Only a number is wanted: how many lines in these records contain the word "认证地址"?

──────── Input material

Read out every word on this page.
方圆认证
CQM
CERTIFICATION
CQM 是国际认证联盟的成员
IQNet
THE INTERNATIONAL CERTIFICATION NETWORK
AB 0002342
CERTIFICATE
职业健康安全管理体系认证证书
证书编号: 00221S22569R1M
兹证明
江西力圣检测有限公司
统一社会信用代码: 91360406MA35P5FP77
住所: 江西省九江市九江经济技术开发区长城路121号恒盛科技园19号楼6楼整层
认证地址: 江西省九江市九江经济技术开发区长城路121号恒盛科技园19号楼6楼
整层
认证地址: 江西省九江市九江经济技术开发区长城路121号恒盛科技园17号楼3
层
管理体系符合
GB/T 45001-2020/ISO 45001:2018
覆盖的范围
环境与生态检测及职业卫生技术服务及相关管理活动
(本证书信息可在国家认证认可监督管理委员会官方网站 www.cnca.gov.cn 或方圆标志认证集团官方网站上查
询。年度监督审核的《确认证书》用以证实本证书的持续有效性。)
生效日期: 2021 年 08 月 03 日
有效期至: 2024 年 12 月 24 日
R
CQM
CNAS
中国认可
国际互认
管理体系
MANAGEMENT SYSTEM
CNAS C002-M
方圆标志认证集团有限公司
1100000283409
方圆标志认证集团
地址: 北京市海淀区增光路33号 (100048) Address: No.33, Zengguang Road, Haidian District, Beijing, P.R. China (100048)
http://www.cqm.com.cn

────────────────

Full answer ::
2